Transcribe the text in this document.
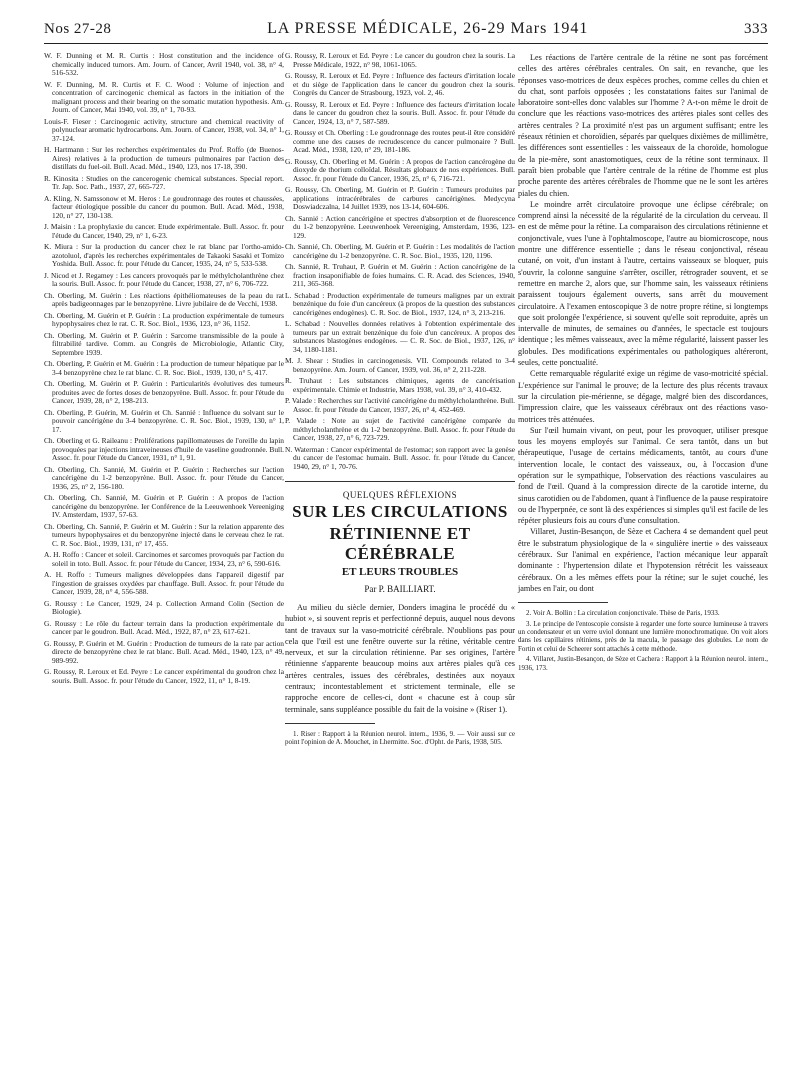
Nos 27-28	LA PRESSE MÉDICALE, 26-29 Mars 1941	333

W. F. Dunning et M. R. Curtis : Host constitution and the incidence of chemically induced tumors. Am. Journ. of Cancer, Avril 1940, vol. 38, n° 4, 516-532.

W. F. Dunning, M. R. Curtis et F. C. Wood : Volume of injection and concentration of carcinogenic chemical as factors in the initiation of the malignant process and their bearing on the somatic mutation hypothesis. Am. Journ. of Cancer, Mai 1940, vol. 39, n° 1, 70-93.

Louis-F. Fieser : Carcinogenic activity, structure and chemical reactivity of polynuclear aromatic hydrocarbons. Am. Journ. of Cancer, 1938, vol. 34, n° 1, 37-124.

H. Hartmann : Sur les recherches expérimentales du Prof. Roffo (de Buenos-Aires) relatives à la production de tumeurs pulmonaires par l'action des distillats du fuel-oil. Bull. Acad. Méd., 1940, 123, nos 17-18, 390.

R. Kinosita : Studies on the cancerogenic chemical substances. Special report. Tr. Jap. Soc. Path., 1937, 27, 665-727.

A. Kling, N. Samssonow et M. Heros : Le goudronnage des routes et chaussées, facteur étiologique possible du cancer du poumon. Bull. Acad. Méd., 1938, 120, n° 27, 130-138.

J. Maisin : La prophylaxie du cancer. Etude expérimentale. Bull. Assoc. fr. pour l'étude du Cancer, 1940, 29, n° 1, 6-23.

K. Miura : Sur la production du cancer chez le rat blanc par l'ortho-amido-azotoluol, d'après les recherches expérimentales de Takaoki Sasaki et Tomizo Yoshida. Bull. Assoc. fr. pour l'étude du Cancer, 1935, 24, n° 5, 533-538.

J. Nicod et J. Regamey : Les cancers provoqués par le méthylcholanthrène chez la souris. Bull. Assoc. fr. pour l'étude du Cancer, 1938, 27, n° 6, 706-722.

Ch. Oberling, M. Guérin : Les réactions épithéliomateuses de la peau du rat après badigeonnages par le benzopyrène. Livre jubilaire de de Vecchi, 1938.

Ch. Oberling, M. Guérin et P. Guérin : La production expérimentale de tumeurs hypophysaires chez le rat. C. R. Soc. Biol., 1936, 123, n° 36, 1152.

Ch. Oberling, M. Guérin et P. Guérin : Sarcome transmissible de la poule à filtrabilité tardive. Comm. au Congrès de Microbiologie, Atlantic City, Septembre 1939.

Ch. Oberling, P. Guérin et M. Guérin : La production de tumeur hépatique par le 3-4 benzopyrène chez le rat blanc. C. R. Soc. Biol., 1939, 130, n° 5, 417.

Ch. Oberling, M. Guérin et P. Guérin : Particularités évolutives des tumeurs produites avec de fortes doses de benzopyrène. Bull. Assoc. fr. pour l'étude du Cancer, 1939, 28, n° 2, 198-213.

Ch. Oberling, P. Guérin, M. Guérin et Ch. Sannié : Influence du solvant sur le pouvoir cancérigène du 3-4 benzopyrène. C. R. Soc. Biol., 1939, 130, n° 1, 17.

Ch. Oberling et G. Raileanu : Proliférations papillomateuses de l'oreille du lapin provoquées par injections intraveineuses d'huile de vaseline goudronnée. Bull. Assoc. fr. pour l'étude du Cancer, 1931, n° 1, 91.

Ch. Oberling, Ch. Sannié, M. Guérin et P. Guérin : Recherches sur l'action cancérigène du 1-2 benzopyrène. Bull. Assoc. fr. pour l'étude du Cancer, 1936, 25, n° 2, 156-180.

Ch. Oberling, Ch. Sannié, M. Guérin et P. Guérin : A propos de l'action cancérigène du benzopyrène. Ier Conférence de la Leeuwenhoek Vereeniging IV. Amsterdam, 1937, 57-63.

Ch. Oberling, Ch. Sannié, P. Guérin et M. Guérin : Sur la relation apparente des tumeurs hypophysaires et du benzopyrène injecté dans le cerveau chez le rat. C. R. Soc. Biol., 1939, 131, n° 17, 455.

A. H. Roffo : Cancer et soleil. Carcinomes et sarcomes provoqués par l'action du soleil in toto. Bull. Assoc. fr. pour l'étude du Cancer, 1934, 23, n° 6, 590-616.

A. H. Roffo : Tumeurs malignes développées dans l'appareil digestif par l'ingestion de graisses oxydées par chauffage. Bull. Assoc. fr. pour l'étude du Cancer, 1939, 28, n° 4, 556-588.

G. Roussy : Le Cancer, 1929, 24 p. Collection Armand Colin (Section de Biologie).

G. Roussy : Le rôle du facteur terrain dans la production expérimentale du cancer par le goudron. Bull. Acad. Méd., 1922, 87, n° 23, 617-621.

G. Roussy, P. Guérin et M. Guérin : Production de tumeurs de la rate par action directe de benzopyrène chez le rat blanc. Bull. Acad. Méd., 1940, 123, n° 49, 989-992.

G. Roussy, R. Leroux et Ed. Peyre : Le cancer expérimental du goudron chez la souris. Bull. Assoc. fr. pour l'étude du Cancer, 1922, 11, n° 1, 8-19.

G. Roussy, R. Leroux et Ed. Peyre : Le cancer du goudron chez la souris. La Presse Médicale, 1922, n° 98, 1061-1065.

G. Roussy, R. Leroux et Ed. Peyre : Influence des facteurs d'irritation locale et du siège de l'application dans le cancer du goudron chez la souris. Congrès du Cancer de Strasbourg, 1923, vol. 2, 46.

G. Roussy, R. Leroux et Ed. Peyre : Influence des facteurs d'irritation locale dans le cancer du goudron chez la souris. Bull. Assoc. fr. pour l'étude du Cancer, 1924, 13, n° 7, 587-589.

G. Roussy et Ch. Oberling : Le goudronnage des routes peut-il être considéré comme une des causes de recrudescence du cancer pulmonaire ? Bull. Acad. Méd., 1938, 120, n° 29, 181-186.

G. Roussy, Ch. Oberling et M. Guérin : A propos de l'action cancérogène du dioxyde de thorium colloïdal. Résultats globaux de nos expériences. Bull. Assoc. fr. pour l'étude du Cancer, 1936, 25, n° 6, 716-721.

G. Roussy, Ch. Oberling, M. Guérin et P. Guérin : Tumeurs produites par applications intracérébrales de carbures cancérigènes. Medycyna Doswiadczalna, 14 Juillet 1939, nos 13-14, 604-606.

Ch. Sannié : Action cancérigène et spectres d'absorption et de fluorescence du 1-2 benzopyrène. Leeuwenhoek Vereeniging, Amsterdam, 1936, 123-129.

Ch. Sannié, Ch. Oberling, M. Guérin et P. Guérin : Les modalités de l'action cancérigène du 1-2 benzopyrène. C. R. Soc. Biol., 1935, 120, 1196.

Ch. Sannié, R. Truhaut, P. Guérin et M. Guérin : Action cancérigène de la fraction insaponifiable de foies humains. C. R. Acad. des Sciences, 1940, 211, 365-368.

L. Schabad : Production expérimentale de tumeurs malignes par un extrait benzénique du foie d'un cancéreux (à propos de la question des substances cancérigènes endogènes). C. R. Soc. de Biol., 1937, 124, n° 3, 213-216.

L. Schabad : Nouvelles données relatives à l'obtention expérimentale des tumeurs par un extrait benzénique du foie d'un cancéreux. A propos des substances blastogènes endogènes. — C. R. Soc. de Biol., 1937, 126, n° 34, 1180-1181.

M. J. Shear : Studies in carcinogenesis. VII. Compounds related to 3-4 benzopyrène. Am. Journ. of Cancer, 1939, vol. 36, n° 2, 211-228.

R. Truhaut : Les substances chimiques, agents de cancérisation expérimentale. Chimie et Industrie, Mars 1938, vol. 39, n° 3, 410-432.

P. Valade : Recherches sur l'activité cancérigène du méthylcholanthrène. Bull. Assoc. fr. pour l'étude du Cancer, 1937, 26, n° 4, 452-469.

P. Valade : Note au sujet de l'activité cancérigène comparée du méthylcholanthrène et du 1-2 benzopyrène. Bull. Assoc. fr. pour l'étude du Cancer, 1938, 27, n° 6, 723-729.

N. Waterman : Cancer expérimental de l'estomac; son rapport avec la genèse du cancer de l'estomac humain. Bull. Assoc. fr. pour l'étude du Cancer, 1940, 29, n° 1, 70-76.

QUELQUES RÉFLEXIONS
SUR LES CIRCULATIONS
RÉTINIENNE ET CÉRÉBRALE
ET LEURS TROUBLES
Par P. BAILLIART.

Au milieu du siècle dernier, Donders imagina le procédé du « hubiot », si souvent repris et perfectionné depuis, auquel nous devons tant de travaux sur la vaso-motricité cérébrale. N'oublions pas pour cela que l'œil est une fenêtre ouverte sur la rétine, véritable centre nerveux, et sur la circulation rétinienne. Par ses origines, l'artère rétinienne s'apparente beaucoup moins aux artères piales qu'à ces artères centrales, issues des cérébrales, destinées aux noyaux centraux; incontestablement et strictement terminale, elle se rapproche encore de celles-ci, dont « chacune est à coup sûr terminale, sans suppléance possible du fait de la voisine » (Riser 1).

1. Riser : Rapport à la Réunion neurol. intern., 1936, 9. — Voir aussi sur ce point l'opinion de A. Mouchet, in Lhermitte. Soc. d'Opht. de Paris, 1938, 505.

Les réactions de l'artère centrale de la rétine ne sont pas forcément celles des artères cérébrales centrales. On sait, en revanche, que les réponses vaso-motrices de deux espèces proches, comme celles du chien et du chat, sont parfois opposées ; les constatations faites sur l'animal de laboratoire sont-elles donc valables sur l'homme ? A-t-on même le droit de conclure que les réactions vaso-motrices des artères piales sont celles des artères centrales ? La proximité n'est pas un argument suffisant; entre les réseaux rétinien et choroïdien, séparés par quelques dixièmes de millimètre, les différences sont essentielles : les vaisseaux de la choroïde, homologue de la pie-mère, sont anastomotiques, ceux de la rétine sont terminaux. Il paraît bien probable que l'artère centrale de la rétine de l'homme est plus proche parente des artères cérébrales de l'homme que ne le sont les artères piales du chien.

Le moindre arrêt circulatoire provoque une éclipse cérébrale; on comprend ainsi la nécessité de la régularité de la circulation du cerveau. Il en est de même pour la rétine. La comparaison des circulations rétinienne et conjonctivale, vues l'une à l'ophtalmoscope, l'autre au biomicroscope, nous montre une différence essentielle ; dans le réseau conjonctival, réseau cutané, on voit, d'un instant à l'autre, certains vaisseaux se bloquer, puis s'ouvrir, la colonne sanguine s'arrêter, osciller, rétrograder souvent, et se remettre en marche 2, alors que, sur l'homme sain, les vaisseaux rétiniens paraissent toujours également ouverts, sans arrêt du mouvement circulatoire. A l'examen entoscopique 3 de notre propre rétine, si longtemps que soit prolongée l'expérience, si souvent qu'elle soit reproduite, après un intervalle de minutes, de semaines ou d'années, le spectacle est toujours identique ; les mêmes vaisseaux, avec la même régularité, laissent passer les globules. Des modifications expérimentales ou pathologiques altéreront, seules, cette ponctualité.

Cette remarquable régularité exige un régime de vaso-motricité spécial. L'expérience sur l'animal le prouve; de la lecture des plus récents travaux sur la circulation pie-mérienne, se dégage, malgré bien des discordances, l'impression claire, que les vaisseaux cérébraux ont des réactions vaso-motrices très atténuées.

Sur l'œil humain vivant, on peut, pour les provoquer, utiliser presque tous les moyens employés sur l'animal. Ce sera tantôt, dans un but thérapeutique, l'usage de certains médicaments, tantôt, au cours d'une intervention locale, le contact des vaisseaux, ou, à l'occasion d'une opération sur le sympathique, l'observation des réactions vasculaires au fond de l'œil. Quand à la compression directe de la carotide interne, du sinus carotidien ou de l'abdomen, quant à l'influence de la pause respiratoire ou de l'hyperpnée, ce sont là des expériences si simples qu'il est facile de les répéter plusieurs fois au cours d'une consultation.

Villaret, Justin-Besançon, de Sèze et Cachera 4 se demandent quel peut être le substratum physiologique de la « singulière inertie » des vaisseaux cérébraux. Sur l'animal en expérience, l'action mécanique leur apparaît dominante : l'hypertension dilate et l'hypotension rétrécit les vaisseaux cérébraux. On a les mêmes effets pour la rétine; sur le sujet couché, les jambes en l'air, ou dont

2. Voir A. Bollin : La circulation conjonctivale. Thèse de Paris, 1933.

3. Le principe de l'entoscopie consiste à regarder une forte source lumineuse à travers un condensateur et un verre uviol donnant une lumière monochromatique. On voit alors dans les capillaires rétiniens, près de la macula, le passage des globules. Le nom de Fortin et celui de Scheerer sont attachés à cette méthode.

4. Villaret, Justin-Besançon, de Sèze et Cachera : Rapport à la Réunion neurol. intern., 1936, 173.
┄┄┄┄┄┄
Would you please copy all lines in the data that contain the word "Amsterdam"?

Ch. Oberling, Ch. Sannié, M. Guérin et P. Guérin : A propos de l'action cancérigène du benzopyrène. Ier Conférence de la Leeuwenhoek Vereeniging IV. Amsterdam, 1937, 57-63.
Ch. Sannié : Action cancérigène et spectres d'absorption et de fluorescence du 1-2 benzopyrène. Leeuwenhoek Vereeniging, Amsterdam, 1936, 123-129.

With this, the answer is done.